- [Task details]
Locate each line in the records containing "бюджета". Copy it.

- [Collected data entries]
= = = =
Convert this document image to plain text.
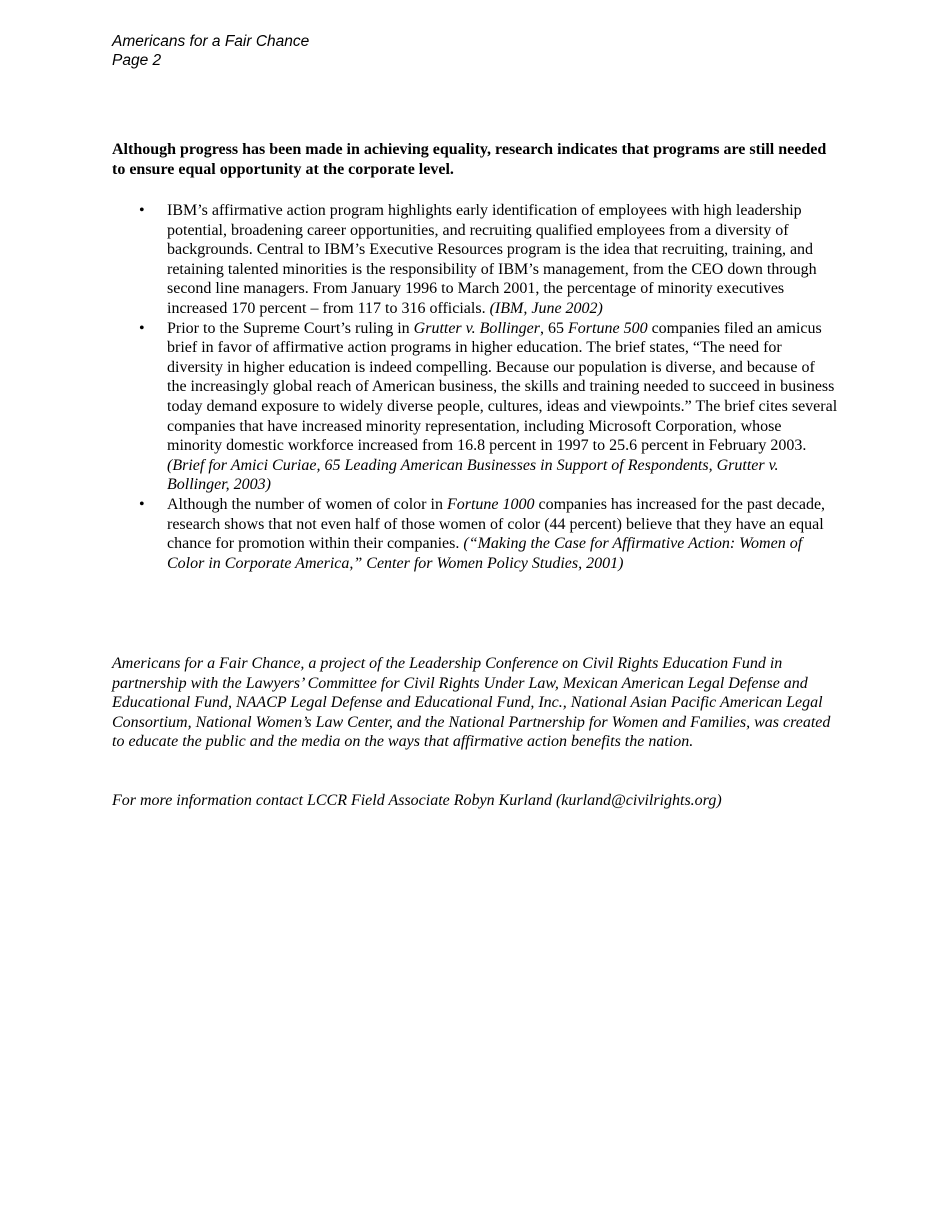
Americans for a Fair Chance
Page 2
Although progress has been made in achieving equality, research indicates that programs are still needed to ensure equal opportunity at the corporate level.
• IBM’s affirmative action program highlights early identification of employees with high leadership potential, broadening career opportunities, and recruiting qualified employees from a diversity of backgrounds. Central to IBM’s Executive Resources program is the idea that recruiting, training, and retaining talented minorities is the responsibility of IBM’s management, from the CEO down through second line managers. From January 1996 to March 2001, the percentage of minority executives increased 170 percent – from 117 to 316 officials. (IBM, June 2002)
• Prior to the Supreme Court’s ruling in Grutter v. Bollinger, 65 Fortune 500 companies filed an amicus brief in favor of affirmative action programs in higher education. The brief states, “The need for diversity in higher education is indeed compelling. Because our population is diverse, and because of the increasingly global reach of American business, the skills and training needed to succeed in business today demand exposure to widely diverse people, cultures, ideas and viewpoints.” The brief cites several companies that have increased minority representation, including Microsoft Corporation, whose minority domestic workforce increased from 16.8 percent in 1997 to 25.6 percent in February 2003. (Brief for Amici Curiae, 65 Leading American Businesses in Support of Respondents, Grutter v. Bollinger, 2003)
• Although the number of women of color in Fortune 1000 companies has increased for the past decade, research shows that not even half of those women of color (44 percent) believe that they have an equal chance for promotion within their companies. (“Making the Case for Affirmative Action: Women of Color in Corporate America,” Center for Women Policy Studies, 2001)
Americans for a Fair Chance, a project of the Leadership Conference on Civil Rights Education Fund in partnership with the Lawyers’ Committee for Civil Rights Under Law, Mexican American Legal Defense and Educational Fund, NAACP Legal Defense and Educational Fund, Inc., National Asian Pacific American Legal Consortium, National Women’s Law Center, and the National Partnership for Women and Families, was created to educate the public and the media on the ways that affirmative action benefits the nation.
For more information contact LCCR Field Associate Robyn Kurland (kurland@civilrights.org)
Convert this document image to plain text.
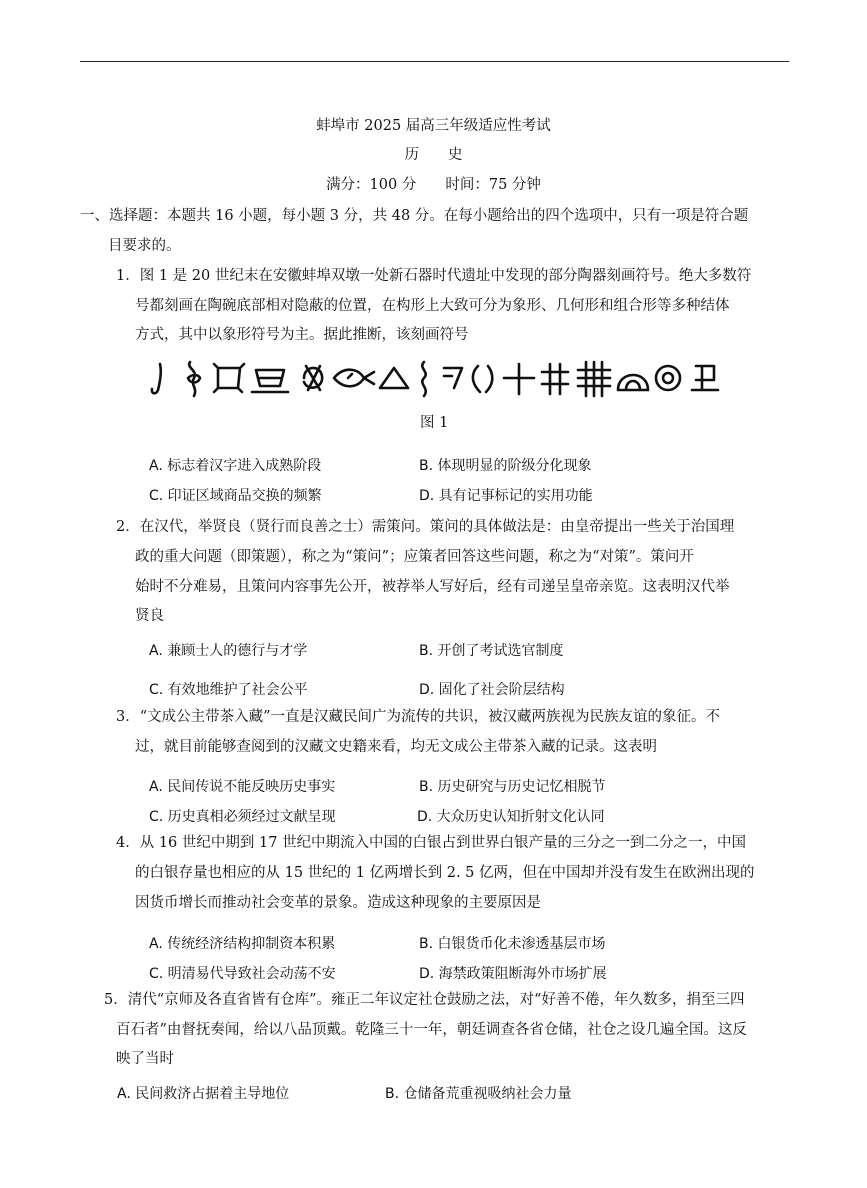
蚌埠市 2025 届高三年级适应性考试
历　　史
满分：100 分　　时间：75 分钟
一、选择题：本题共 16 小题，每小题 3 分，共 48 分。在每小题给出的四个选项中，只有一项是符合题
目要求的。
1．图 1 是 20 世纪末在安徽蚌埠双墩一处新石器时代遗址中发现的部分陶器刻画符号。绝大多数符
号都刻画在陶碗底部相对隐蔽的位置，在构形上大致可分为象形、几何形和组合形等多种结体
方式，其中以象形符号为主。据此推断，该刻画符号
图 1
A. 标志着汉字进入成熟阶段	B. 体现明显的阶级分化现象
C. 印证区域商品交换的频繁	D. 具有记事标记的实用功能
2．在汉代，举贤良（贤行而良善之士）需策问。策问的具体做法是：由皇帝提出一些关于治国理
政的重大问题（即策题），称之为“策问”；应策者回答这些问题，称之为“对策”。策问开
始时不分难易，且策问内容事先公开，被荐举人写好后，经有司递呈皇帝亲览。这表明汉代举
贤良
A. 兼顾士人的德行与才学	B. 开创了考试选官制度
C. 有效地维护了社会公平	D. 固化了社会阶层结构
3．“文成公主带茶入藏”一直是汉藏民间广为流传的共识，被汉藏两族视为民族友谊的象征。不
过，就目前能够查阅到的汉藏文史籍来看，均无文成公主带茶入藏的记录。这表明
A. 民间传说不能反映历史事实	B. 历史研究与历史记忆相脱节
C. 历史真相必须经过文献呈现	D. 大众历史认知折射文化认同
4．从 16 世纪中期到 17 世纪中期流入中国的白银占到世界白银产量的三分之一到二分之一，中国
的白银存量也相应的从 15 世纪的 1 亿两增长到 2. 5 亿两，但在中国却并没有发生在欧洲出现的
因货币增长而推动社会变革的景象。造成这种现象的主要原因是
A. 传统经济结构抑制资本积累	B. 白银货币化未渗透基层市场
C. 明清易代导致社会动荡不安	D. 海禁政策阻断海外市场扩展
5．清代“京师及各直省皆有仓库”。雍正二年议定社仓鼓励之法，对“好善不倦，年久数多，捐至三四
百石者”由督抚奏闻，给以八品顶戴。乾隆三十一年，朝廷调查各省仓储，社仓之设几遍全国。这反
映了当时
A. 民间救济占据着主导地位	B. 仓储备荒重视吸纳社会力量
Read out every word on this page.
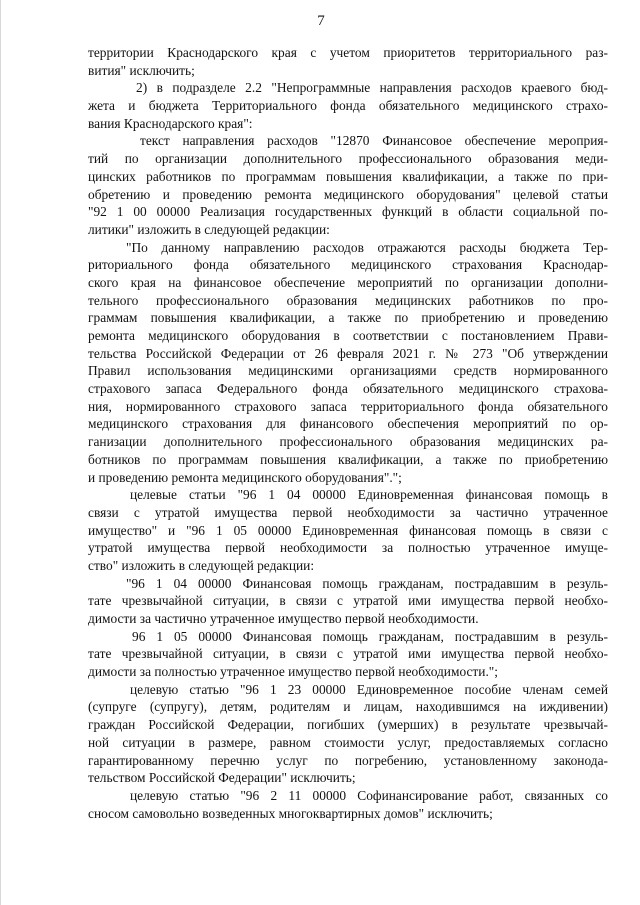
7
территории Краснодарского края с учетом приоритетов территориального раз-
вития" исключить;
2) в подразделе 2.2 "Непрограммные направления расходов краевого бюд-
жета и бюджета Территориального фонда обязательного медицинского страхо-
вания Краснодарского края":
текст направления расходов "12870 Финансовое обеспечение мероприя-
тий по организации дополнительного профессионального образования меди-
цинских работников по программам повышения квалификации, а также по при-
обретению и проведению ремонта медицинского оборудования" целевой статьи
"92 1 00 00000 Реализация государственных функций в области социальной по-
литики" изложить в следующей редакции:
"По данному направлению расходов отражаются расходы бюджета Тер-
риториального фонда обязательного медицинского страхования Краснодар-
ского края на финансовое обеспечение мероприятий по организации дополни-
тельного профессионального образования медицинских работников по про-
граммам повышения квалификации, а также по приобретению и проведению
ремонта медицинского оборудования в соответствии с постановлением Прави-
тельства Российской Федерации от 26 февраля 2021 г. № 273 "Об утверждении
Правил использования медицинскими организациями средств нормированного
страхового запаса Федерального фонда обязательного медицинского страхова-
ния, нормированного страхового запаса территориального фонда обязательного
медицинского страхования для финансового обеспечения мероприятий по ор-
ганизации дополнительного профессионального образования медицинских ра-
ботников по программам повышения квалификации, а также по приобретению
и проведению ремонта медицинского оборудования".";
целевые статьи "96 1 04 00000 Единовременная финансовая помощь в
связи с утратой имущества первой необходимости за частично утраченное
имущество" и "96 1 05 00000 Единовременная финансовая помощь в связи с
утратой имущества первой необходимости за полностью утраченное имуще-
ство" изложить в следующей редакции:
"96 1 04 00000 Финансовая помощь гражданам, пострадавшим в резуль-
тате чрезвычайной ситуации, в связи с утратой ими имущества первой необхо-
димости за частично утраченное имущество первой необходимости.
96 1 05 00000 Финансовая помощь гражданам, пострадавшим в резуль-
тате чрезвычайной ситуации, в связи с утратой ими имущества первой необхо-
димости за полностью утраченное имущество первой необходимости.";
целевую статью "96 1 23 00000 Единовременное пособие членам семей
(супруге (супругу), детям, родителям и лицам, находившимся на иждивении)
граждан Российской Федерации, погибших (умерших) в результате чрезвычай-
ной ситуации в размере, равном стоимости услуг, предоставляемых согласно
гарантированному перечню услуг по погребению, установленному законода-
тельством Российской Федерации" исключить;
целевую статью "96 2 11 00000 Софинансирование работ, связанных со
сносом самовольно возведенных многоквартирных домов" исключить;
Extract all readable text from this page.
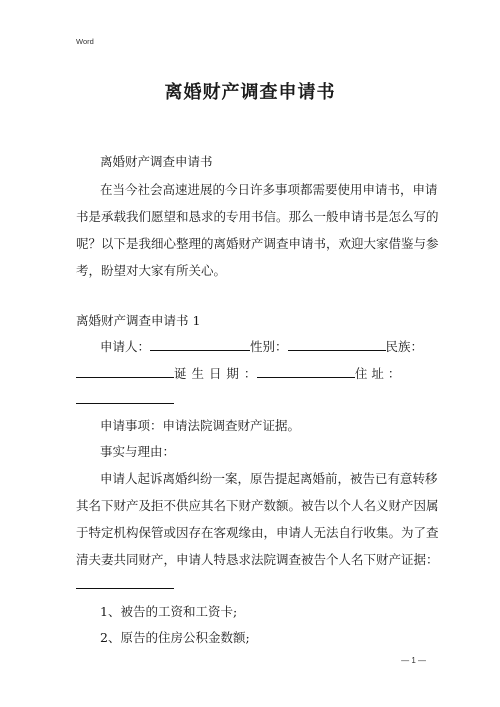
Word
离婚财产调查申请书
离婚财产调查申请书
在当今社会高速进展的今日许多事项都需要使用申请书，申请
书是承载我们愿望和恳求的专用书信。那么一般申请书是怎么写的
呢？以下是我细心整理的离婚财产调查申请书，欢迎大家借鉴与参
考，盼望对大家有所关心。
离婚财产调查申请书 1
申请人：	性别：	民族：
诞 生 日 期 ：	住 址 ：
申请事项：申请法院调查财产证据。
事实与理由：
申请人起诉离婚纠纷一案，原告提起离婚前，被告已有意转移
其名下财产及拒不供应其名下财产数额。被告以个人名义财产因属
于特定机构保管或因存在客观缘由，申请人无法自行收集。为了查
清夫妻共同财产，申请人特恳求法院调查被告个人名下财产证据：
1、被告的工资和工资卡;
2、原告的住房公积金数额;
— 1 —
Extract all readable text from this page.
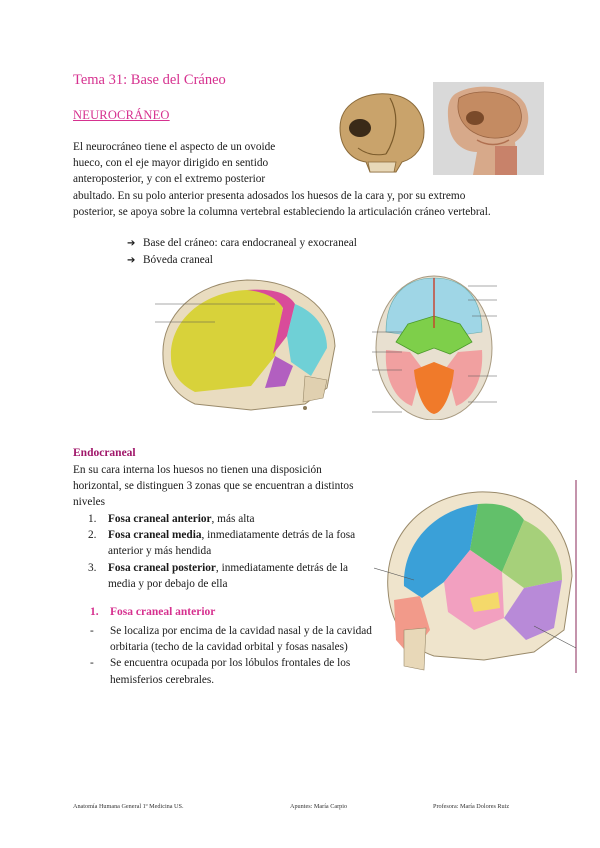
Tema 31: Base del Cráneo
NEUROCRÁNEO
El neurocráneo tiene el aspecto de un ovoide
hueco, con el eje mayor dirigido en sentido
anteroposterior, y con el extremo posterior
abultado. En su polo anterior presenta adosados los huesos de la cara y, por su extremo
posterior, se apoya sobre la columna vertebral estableciendo la articulación cráneo vertebral.
➔ Base del cráneo: cara endocraneal y exocraneal
➔ Bóveda craneal
Endocraneal
En su cara interna los huesos no tienen una disposición horizontal, se distinguen 3 zonas que se encuentran a distintos niveles
1. Fosa craneal anterior, más alta
2. Fosa craneal media, inmediatamente detrás de la fosa anterior y más hendida
3. Fosa craneal posterior, inmediatamente detrás de la media y por debajo de ella
1. Fosa craneal anterior
- Se localiza por encima de la cavidad nasal y de la cavidad orbitaria (techo de la cavidad orbital y fosas nasales)
- Se encuentra ocupada por los lóbulos frontales de los hemisferios cerebrales.
Anatomía Humana General 1º Medicina US.	Apuntes: María Carpio	Profesora: María Dolores Ruiz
= = = =
- [In response]
жета и бюджета Территориального фонда обязательного медицинского страхо-
"По данному направлению расходов отражаются расходы бюджета Тер-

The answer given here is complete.